■ EXERCISE PROMPT
Extract all lines that hold the string "xlabel".

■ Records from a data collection

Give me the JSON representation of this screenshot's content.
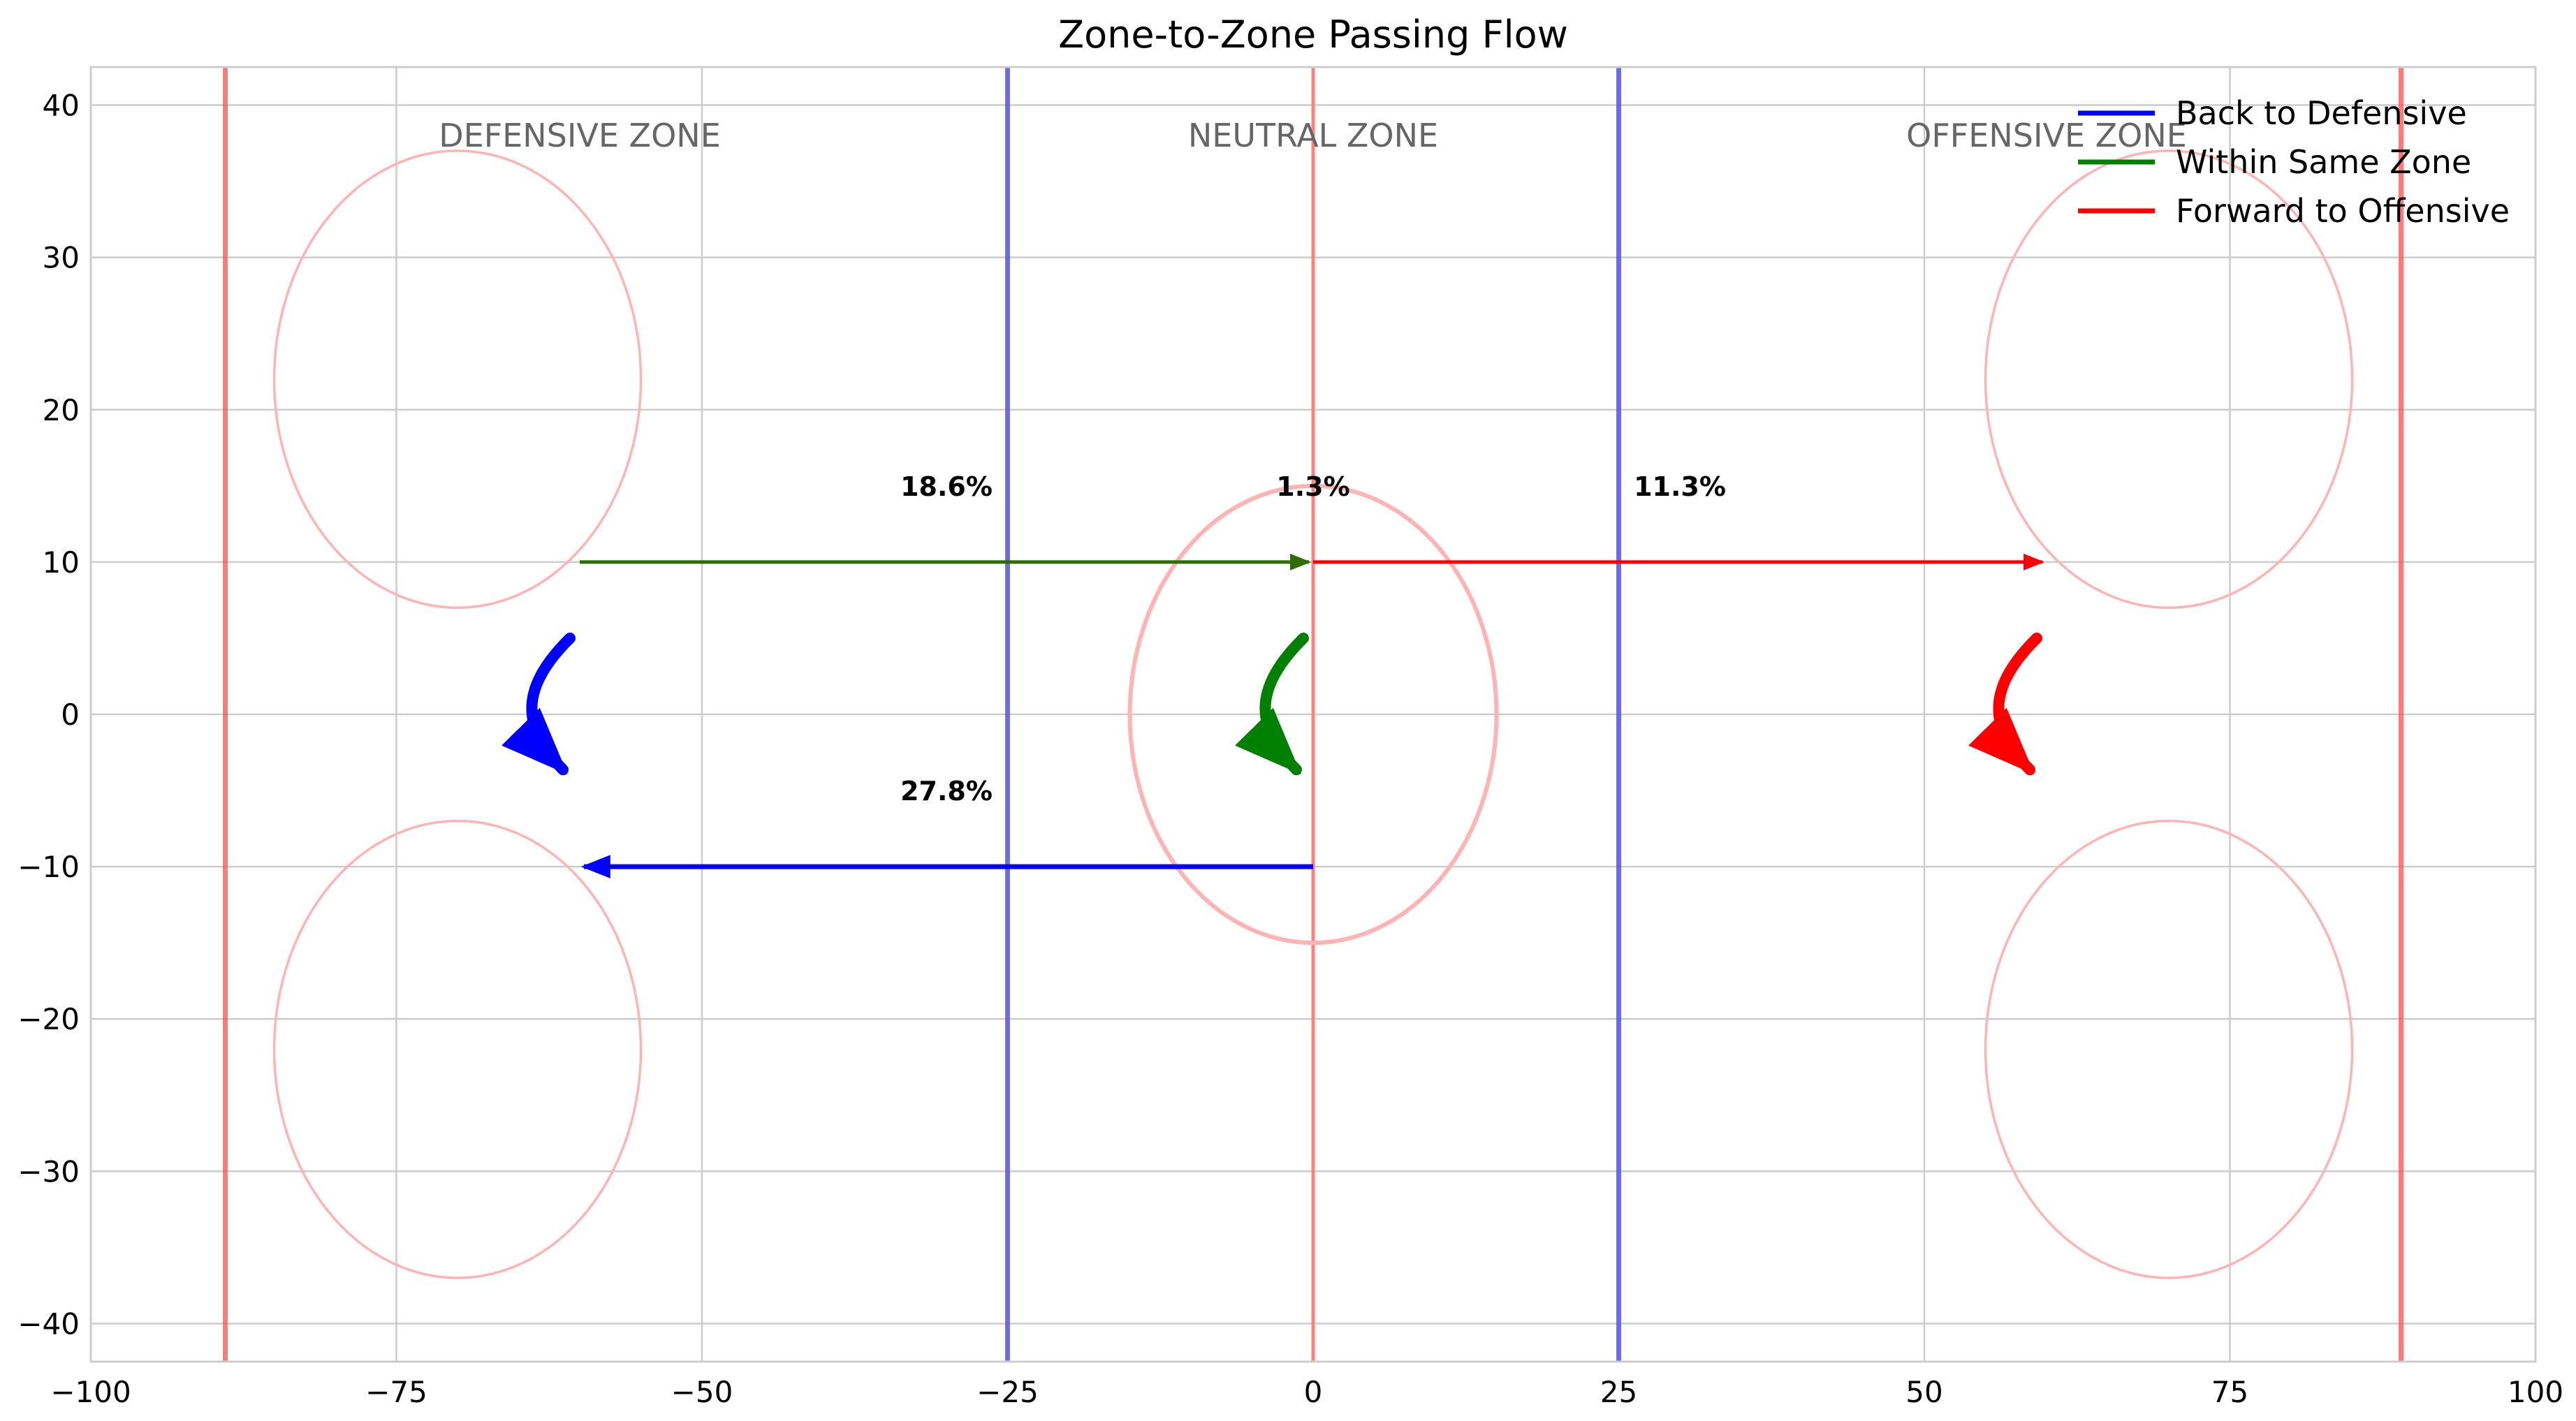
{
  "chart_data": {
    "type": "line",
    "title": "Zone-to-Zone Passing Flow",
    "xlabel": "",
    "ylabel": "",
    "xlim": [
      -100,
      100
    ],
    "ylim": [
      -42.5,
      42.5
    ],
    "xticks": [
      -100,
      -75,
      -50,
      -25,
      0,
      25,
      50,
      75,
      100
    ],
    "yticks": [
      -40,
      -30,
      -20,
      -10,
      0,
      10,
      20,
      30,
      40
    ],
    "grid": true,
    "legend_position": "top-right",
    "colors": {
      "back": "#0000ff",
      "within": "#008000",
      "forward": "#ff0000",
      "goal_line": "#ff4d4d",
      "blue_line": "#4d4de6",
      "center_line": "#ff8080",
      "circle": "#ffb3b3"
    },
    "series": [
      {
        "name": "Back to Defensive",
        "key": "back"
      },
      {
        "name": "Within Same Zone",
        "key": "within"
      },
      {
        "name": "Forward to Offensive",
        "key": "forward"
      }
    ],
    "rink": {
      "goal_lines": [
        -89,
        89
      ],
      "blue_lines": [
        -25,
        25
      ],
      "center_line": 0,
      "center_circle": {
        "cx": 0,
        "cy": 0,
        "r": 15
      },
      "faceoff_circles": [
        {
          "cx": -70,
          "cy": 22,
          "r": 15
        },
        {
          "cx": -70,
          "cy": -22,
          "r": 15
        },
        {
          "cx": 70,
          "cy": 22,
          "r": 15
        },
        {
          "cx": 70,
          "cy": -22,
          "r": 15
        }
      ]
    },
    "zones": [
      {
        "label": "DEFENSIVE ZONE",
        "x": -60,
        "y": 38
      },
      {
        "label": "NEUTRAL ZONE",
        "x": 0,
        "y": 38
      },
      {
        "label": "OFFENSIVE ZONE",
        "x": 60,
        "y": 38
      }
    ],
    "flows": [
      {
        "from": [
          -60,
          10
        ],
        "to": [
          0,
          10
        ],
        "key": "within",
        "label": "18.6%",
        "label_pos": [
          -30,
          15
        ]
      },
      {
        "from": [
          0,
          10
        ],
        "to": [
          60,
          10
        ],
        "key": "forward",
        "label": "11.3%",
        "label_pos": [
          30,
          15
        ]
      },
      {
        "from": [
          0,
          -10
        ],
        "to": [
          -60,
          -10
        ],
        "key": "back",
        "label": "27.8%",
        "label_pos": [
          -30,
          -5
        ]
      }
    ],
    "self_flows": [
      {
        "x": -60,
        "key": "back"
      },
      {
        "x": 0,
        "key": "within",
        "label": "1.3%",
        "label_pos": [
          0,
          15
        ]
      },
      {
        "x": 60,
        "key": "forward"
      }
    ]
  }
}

---

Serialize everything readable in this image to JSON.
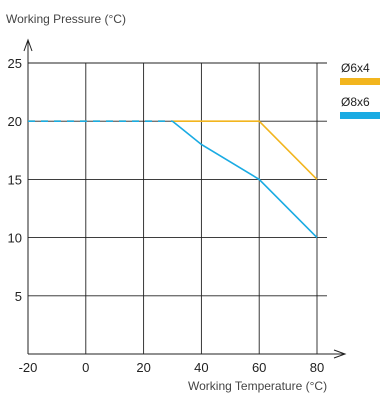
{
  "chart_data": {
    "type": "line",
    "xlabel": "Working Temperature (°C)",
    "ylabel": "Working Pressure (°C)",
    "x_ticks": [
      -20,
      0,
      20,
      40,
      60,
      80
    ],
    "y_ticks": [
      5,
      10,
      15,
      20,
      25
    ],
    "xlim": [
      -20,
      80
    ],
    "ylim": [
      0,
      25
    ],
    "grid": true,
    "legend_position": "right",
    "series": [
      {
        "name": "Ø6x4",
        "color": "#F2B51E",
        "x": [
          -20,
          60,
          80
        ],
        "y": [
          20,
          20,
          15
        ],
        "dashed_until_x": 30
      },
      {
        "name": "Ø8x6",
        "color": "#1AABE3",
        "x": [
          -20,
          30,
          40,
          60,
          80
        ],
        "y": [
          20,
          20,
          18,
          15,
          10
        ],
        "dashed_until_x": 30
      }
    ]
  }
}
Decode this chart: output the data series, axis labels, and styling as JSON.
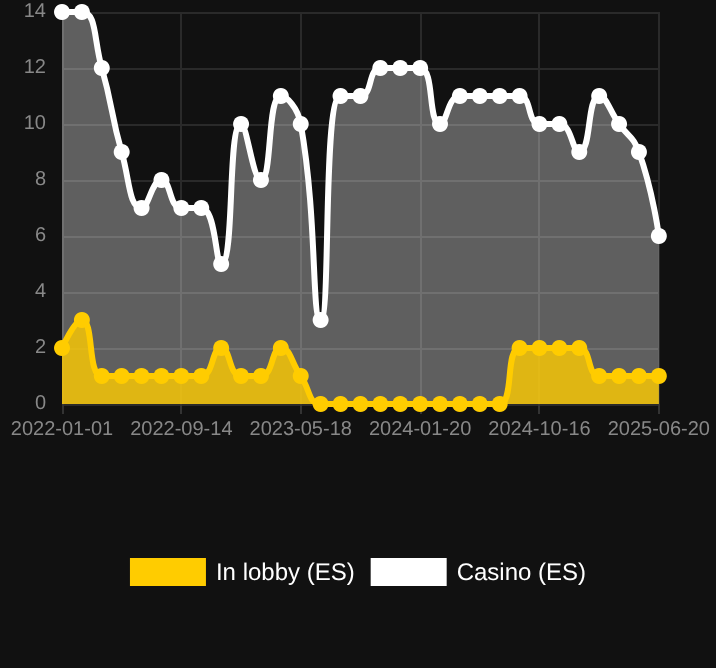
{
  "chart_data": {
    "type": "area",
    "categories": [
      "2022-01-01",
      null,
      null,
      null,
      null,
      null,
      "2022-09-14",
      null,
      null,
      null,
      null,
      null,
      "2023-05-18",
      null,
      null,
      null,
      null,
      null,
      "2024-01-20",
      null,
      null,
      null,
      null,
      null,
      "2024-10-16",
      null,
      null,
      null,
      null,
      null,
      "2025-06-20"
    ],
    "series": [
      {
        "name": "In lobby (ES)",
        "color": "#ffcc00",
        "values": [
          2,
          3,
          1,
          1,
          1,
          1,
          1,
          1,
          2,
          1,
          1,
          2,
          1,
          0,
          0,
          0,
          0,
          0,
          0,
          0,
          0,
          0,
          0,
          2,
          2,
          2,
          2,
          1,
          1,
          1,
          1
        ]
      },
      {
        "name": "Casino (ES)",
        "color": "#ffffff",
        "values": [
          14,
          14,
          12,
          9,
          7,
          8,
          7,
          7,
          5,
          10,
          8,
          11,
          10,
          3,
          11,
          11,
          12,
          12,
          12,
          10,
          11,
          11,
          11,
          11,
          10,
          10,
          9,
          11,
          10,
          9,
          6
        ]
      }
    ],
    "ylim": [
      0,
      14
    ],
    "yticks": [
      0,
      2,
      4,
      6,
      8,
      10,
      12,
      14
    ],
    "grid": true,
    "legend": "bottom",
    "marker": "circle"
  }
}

■ THE ANSWER
    "xlabel": "",
    "xlabel": "Working Temperature (°C)",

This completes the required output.